**Required task:**
Your task is to output the listing word for word, with pictures excluded.

Begin Input data

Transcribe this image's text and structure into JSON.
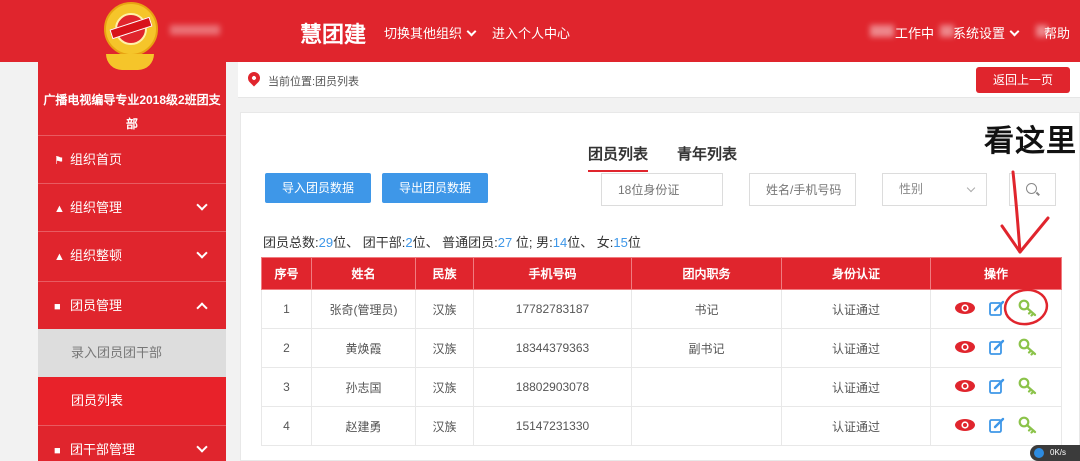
{
  "header": {
    "app_title": "慧团建",
    "switch_org": "切换其他组织",
    "personal_center": "进入个人中心",
    "workbench": "工作中",
    "settings": "系统设置",
    "help": "帮助"
  },
  "sidebar": {
    "org_name_line1": "广播电视编导专业2018级2班团支",
    "org_name_line2": "部",
    "items": [
      {
        "label": "组织首页",
        "icon": "home-icon"
      },
      {
        "label": "组织管理",
        "icon": "org-tree-icon"
      },
      {
        "label": "组织整顿",
        "icon": "org-tree-icon"
      },
      {
        "label": "团员管理",
        "icon": "members-icon"
      },
      {
        "label": "团干部管理",
        "icon": "members-icon"
      }
    ],
    "sub_items": [
      "录入团员团干部",
      "团员列表"
    ]
  },
  "breadcrumb": {
    "text": "当前位置:团员列表",
    "back_label": "返回上一页"
  },
  "tabs": [
    "团员列表",
    "青年列表"
  ],
  "toolbar": {
    "import_label": "导入团员数据",
    "export_label": "导出团员数据",
    "id_placeholder": "18位身份证",
    "name_placeholder": "姓名/手机号码",
    "gender_placeholder": "性别"
  },
  "summary": {
    "p1": "团员总数:",
    "total": "29",
    "p2": "位、 团干部:",
    "cadres": "2",
    "p3": "位、 普通团员:",
    "regular": "27",
    "p4": " 位; 男:",
    "male": "14",
    "p5": "位、 女:",
    "female": "15",
    "p6": "位"
  },
  "table": {
    "headers": [
      "序号",
      "姓名",
      "民族",
      "手机号码",
      "团内职务",
      "身份认证",
      "操作"
    ],
    "rows": [
      [
        "1",
        "张奇(管理员)",
        "汉族",
        "17782783187",
        "书记",
        "认证通过"
      ],
      [
        "2",
        "黄焕霞",
        "汉族",
        "18344379363",
        "副书记",
        "认证通过"
      ],
      [
        "3",
        "孙志国",
        "汉族",
        "18802903078",
        "",
        "认证通过"
      ],
      [
        "4",
        "赵建勇",
        "汉族",
        "15147231330",
        "",
        "认证通过"
      ]
    ]
  },
  "annotation": {
    "text": "看这里",
    "color": "#e0252d"
  },
  "net_speed": "0K/s",
  "colors": {
    "brand_red": "#e0252d",
    "button_blue": "#3e97e8"
  }
}
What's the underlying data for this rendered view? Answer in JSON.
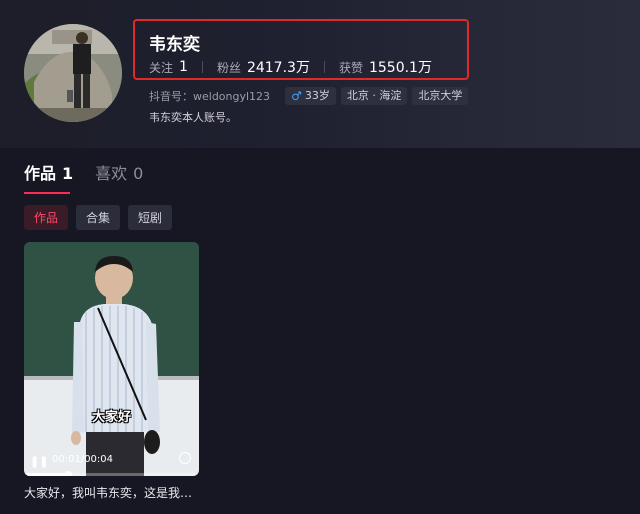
{
  "profile": {
    "nickname": "韦东奕",
    "stats": [
      {
        "label": "关注",
        "value": "1"
      },
      {
        "label": "粉丝",
        "value": "2417.3万"
      },
      {
        "label": "获赞",
        "value": "1550.1万"
      }
    ],
    "douyin_id": "抖音号：weldongyl123",
    "tags": {
      "gender_icon": "male-icon",
      "age": "33岁",
      "location": "北京 · 海淀",
      "school": "北京大学"
    },
    "bio": "韦东奕本人账号。"
  },
  "tabs": [
    {
      "label": "作品",
      "count": "1",
      "active": true
    },
    {
      "label": "喜欢",
      "count": "0",
      "active": false
    }
  ],
  "chips": [
    {
      "label": "作品",
      "active": true
    },
    {
      "label": "合集",
      "active": false
    },
    {
      "label": "短剧",
      "active": false
    }
  ],
  "video": {
    "caption_overlay": "大家好",
    "time": "00:01/00:04",
    "progress": 0.25,
    "title": "大家好，我叫韦东奕，这是我…"
  },
  "colors": {
    "accent": "#fe2c55",
    "highlight_box": "#e02a2a",
    "background": "#161722"
  }
}
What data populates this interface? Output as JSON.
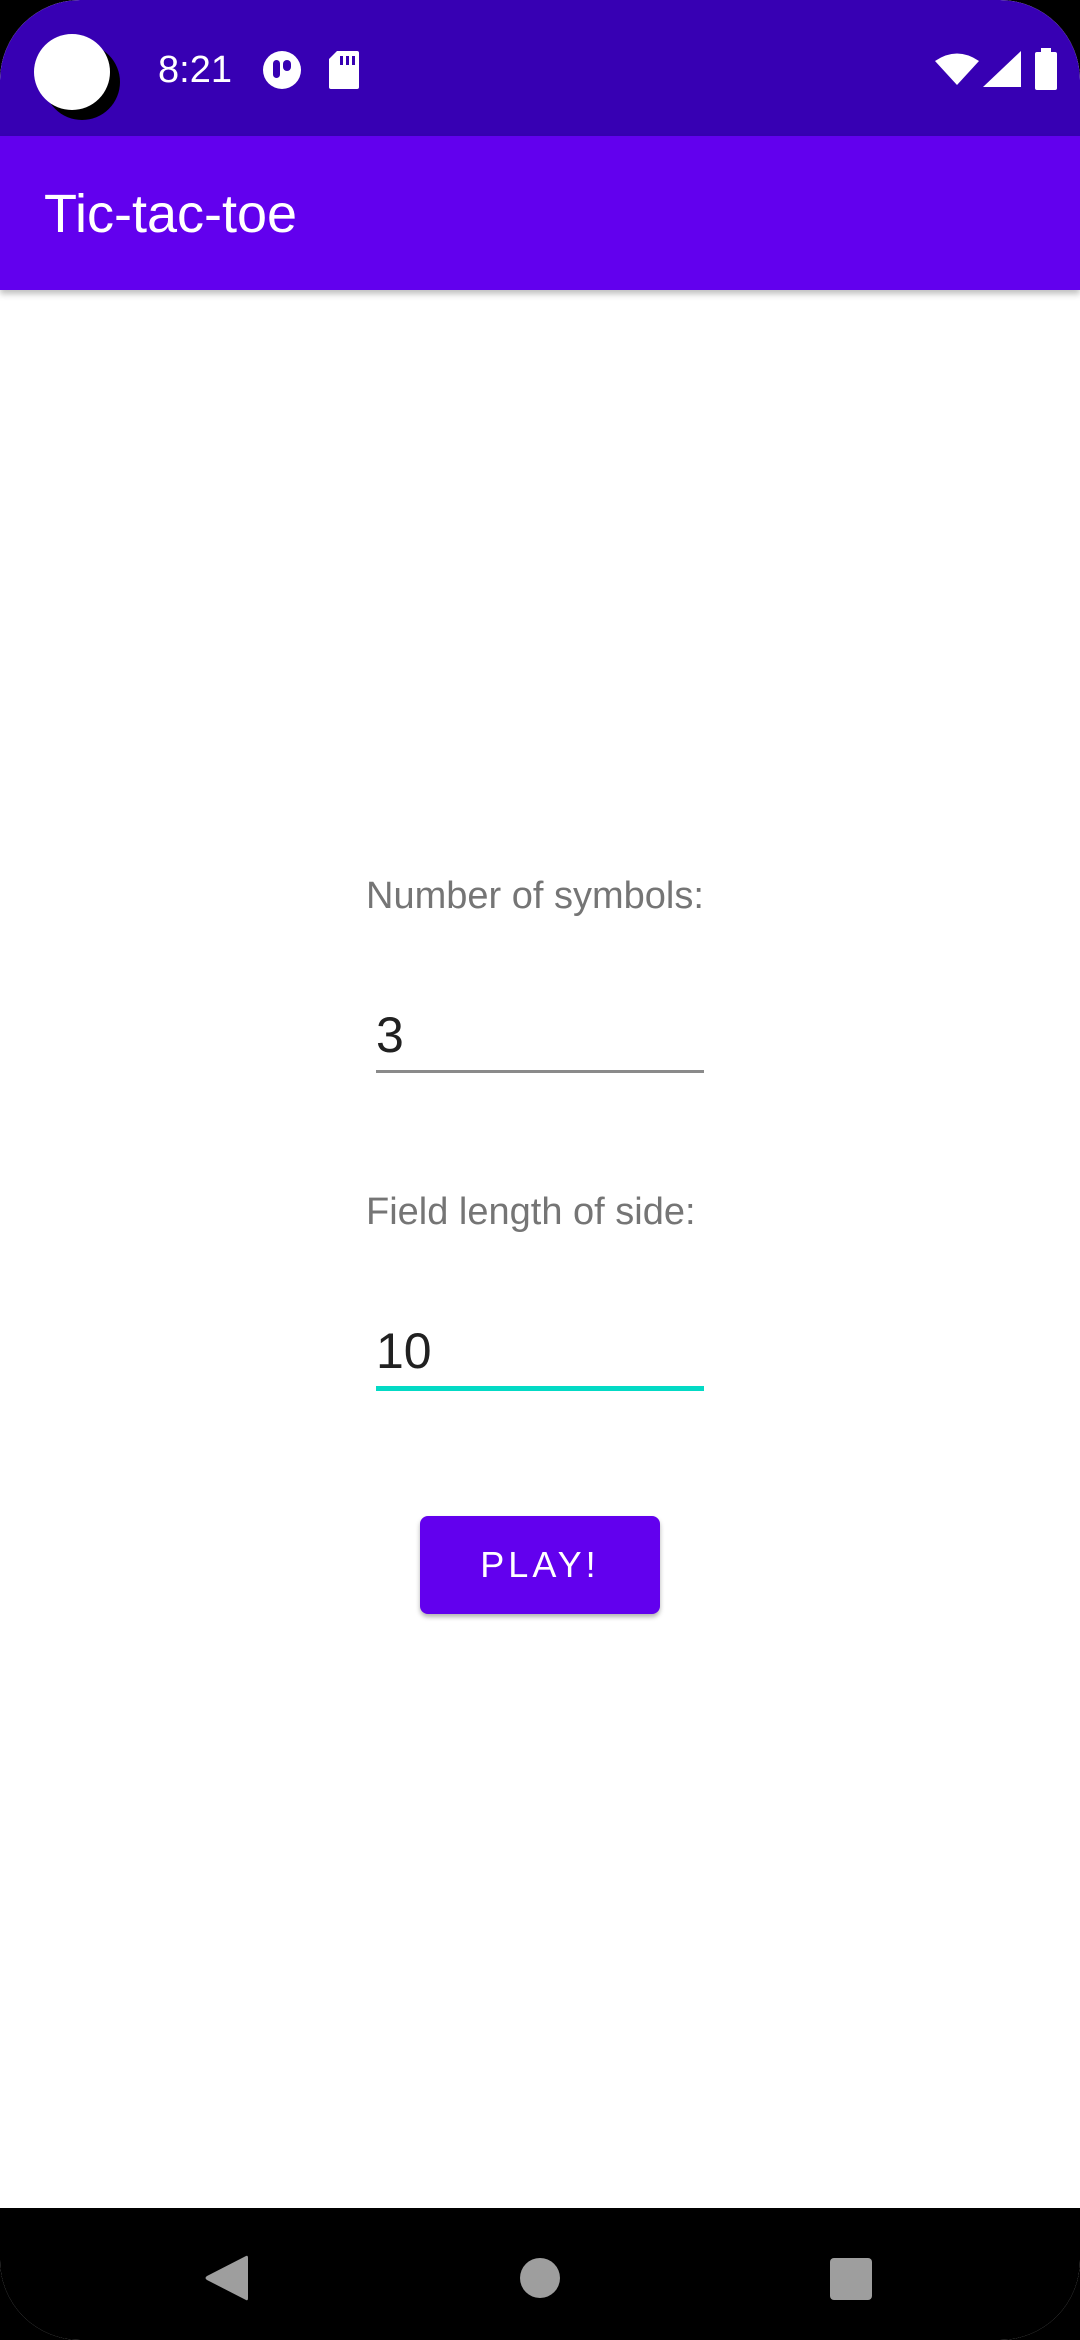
{
  "status_bar": {
    "time": "8:21",
    "icons": [
      "notification-app-icon",
      "sd-card-icon",
      "wifi-icon",
      "cell-signal-icon",
      "battery-icon"
    ]
  },
  "app_bar": {
    "title": "Tic-tac-toe"
  },
  "form": {
    "symbols_label": "Number of symbols:",
    "symbols_value": "3",
    "side_label": "Field length of side:",
    "side_value": "10",
    "play_label": "PLAY!"
  },
  "nav_bar": {
    "icons": [
      "back-icon",
      "home-icon",
      "recents-icon"
    ]
  },
  "colors": {
    "status_bar": "#3700b3",
    "primary": "#6200ee",
    "accent": "#03dac5",
    "label_text": "#757575"
  }
}
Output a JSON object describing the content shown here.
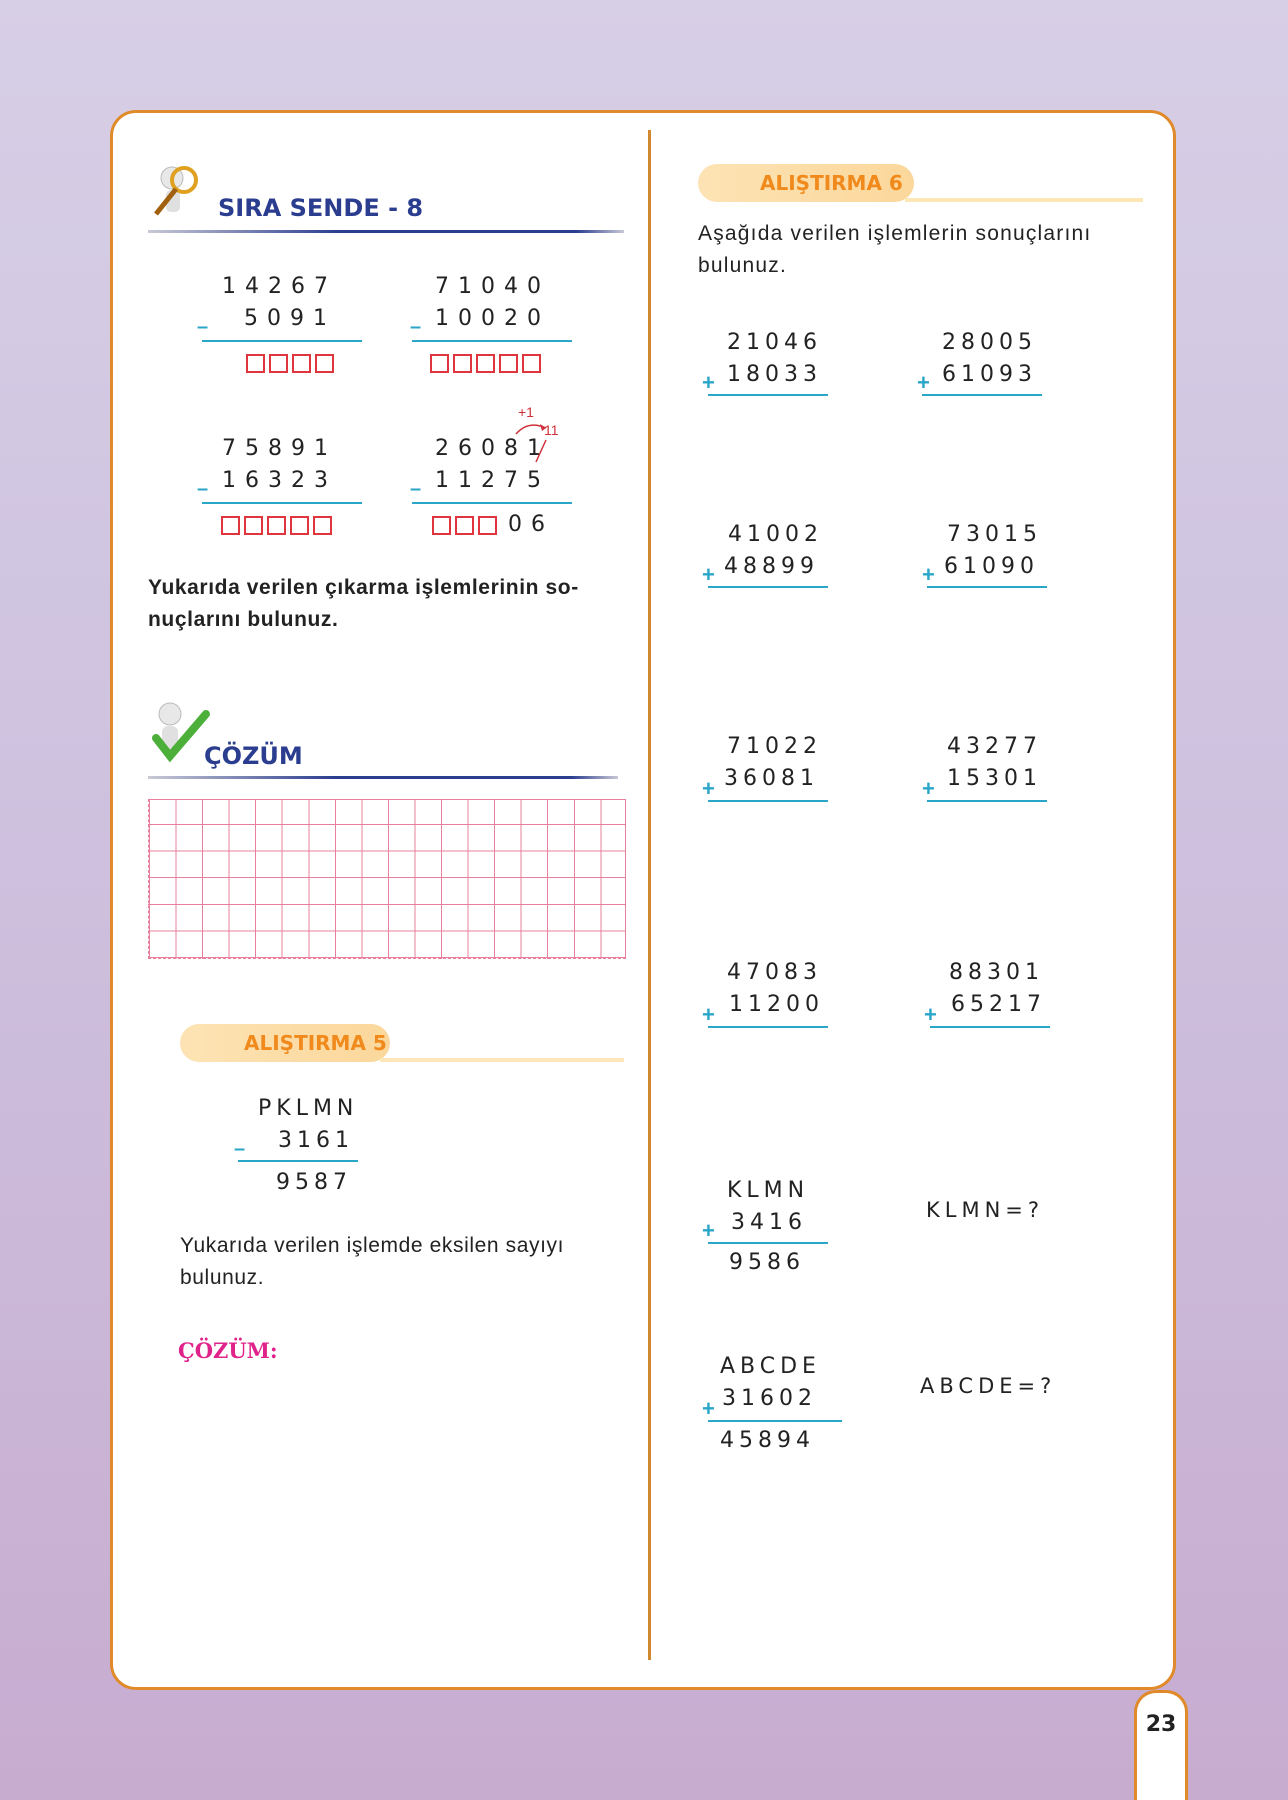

End Input data

**Complete response:**
Transcribe this image's text and structure into JSON.
{
  "header": {
    "app_title": "慧团建",
    "switch_org": "切换其他组织",
    "personal_center": "进入个人中心",
    "workbench": "工作中",
    "settings": "系统设置",
    "help": "帮助"
  },
  "sidebar": {
    "org_name_line1": "广播电视编导专业2018级2班团支",
    "org_name_line2": "部",
    "items": [
      {
        "label": "组织首页",
        "icon": "home-icon"
      },
      {
        "label": "组织管理",
        "icon": "org-tree-icon"
      },
      {
        "label": "组织整顿",
        "icon": "org-tree-icon"
      },
      {
        "label": "团员管理",
        "icon": "members-icon"
      },
      {
        "label": "团干部管理",
        "icon": "members-icon"
      }
    ],
    "sub_items": [
      "录入团员团干部",
      "团员列表"
    ]
  },
  "breadcrumb": {
    "text": "当前位置:团员列表",
    "back_label": "返回上一页"
  },
  "tabs": [
    "团员列表",
    "青年列表"
  ],
  "toolbar": {
    "import_label": "导入团员数据",
    "export_label": "导出团员数据",
    "id_placeholder": "18位身份证",
    "name_placeholder": "姓名/手机号码",
    "gender_placeholder": "性别"
  },
  "summary": {
    "p1": "团员总数:",
    "total": "29",
    "p2": "位、 团干部:",
    "cadres": "2",
    "p3": "位、 普通团员:",
    "regular": "27",
    "p4": " 位; 男:",
    "male": "14",
    "p5": "位、 女:",
    "female": "15",
    "p6": "位"
  },
  "table": {
    "headers": [
      "序号",
      "姓名",
      "民族",
      "手机号码",
      "团内职务",
      "身份认证",
      "操作"
    ],
    "rows": [
      [
        "1",
        "张奇(管理员)",
        "汉族",
        "17782783187",
        "书记",
        "认证通过"
      ],
      [
        "2",
        "黄焕霞",
        "汉族",
        "18344379363",
        "副书记",
        "认证通过"
      ],
      [
        "3",
        "孙志国",
        "汉族",
        "18802903078",
        "",
        "认证通过"
      ],
      [
        "4",
        "赵建勇",
        "汉族",
        "15147231330",
        "",
        "认证通过"
      ]
    ]
  },
  "annotation": {
    "text": "看这里",
    "color": "#e0252d"
  },
  "net_speed": "0K/s",
  "colors": {
    "brand_red": "#e0252d",
    "button_blue": "#3e97e8"
  }
}
What's the underlying data for this rendered view? Answer in JSON.
{
  "profile": {
    "nickname": "韦东奕",
    "stats": [
      {
        "label": "关注",
        "value": "1"
      },
      {
        "label": "粉丝",
        "value": "2417.3万"
      },
      {
        "label": "获赞",
        "value": "1550.1万"
      }
    ],
    "douyin_id": "抖音号：weldongyl123",
    "tags": {
      "gender_icon": "male-icon",
      "age": "33岁",
      "location": "北京 · 海淀",
      "school": "北京大学"
    },
    "bio": "韦东奕本人账号。"
  },
  "tabs": [
    {
      "label": "作品",
      "count": "1",
      "active": true
    },
    {
      "label": "喜欢",
      "count": "0",
      "active": false
    }
  ],
  "chips": [
    {
      "label": "作品",
      "active": true
    },
    {
      "label": "合集",
      "active": false
    },
    {
      "label": "短剧",
      "active": false
    }
  ],
  "video": {
    "caption_overlay": "大家好",
    "time": "00:01/00:04",
    "progress": 0.25,
    "title": "大家好，我叫韦东奕，这是我…"
  },
  "colors": {
    "accent": "#fe2c55",
    "highlight_box": "#e02a2a",
    "background": "#161722"
  }
}
What data populates this interface? Output as JSON.
{
  "status_bar": {
    "time": "8:21",
    "icons": [
      "notification-app-icon",
      "sd-card-icon",
      "wifi-icon",
      "cell-signal-icon",
      "battery-icon"
    ]
  },
  "app_bar": {
    "title": "Tic-tac-toe"
  },
  "form": {
    "symbols_label": "Number of symbols:",
    "symbols_value": "3",
    "side_label": "Field length of side:",
    "side_value": "10",
    "play_label": "PLAY!"
  },
  "nav_bar": {
    "icons": [
      "back-icon",
      "home-icon",
      "recents-icon"
    ]
  },
  "colors": {
    "status_bar": "#3700b3",
    "primary": "#6200ee",
    "accent": "#03dac5",
    "label_text": "#757575"
  }
}
Output a JSON object describing the content shown here.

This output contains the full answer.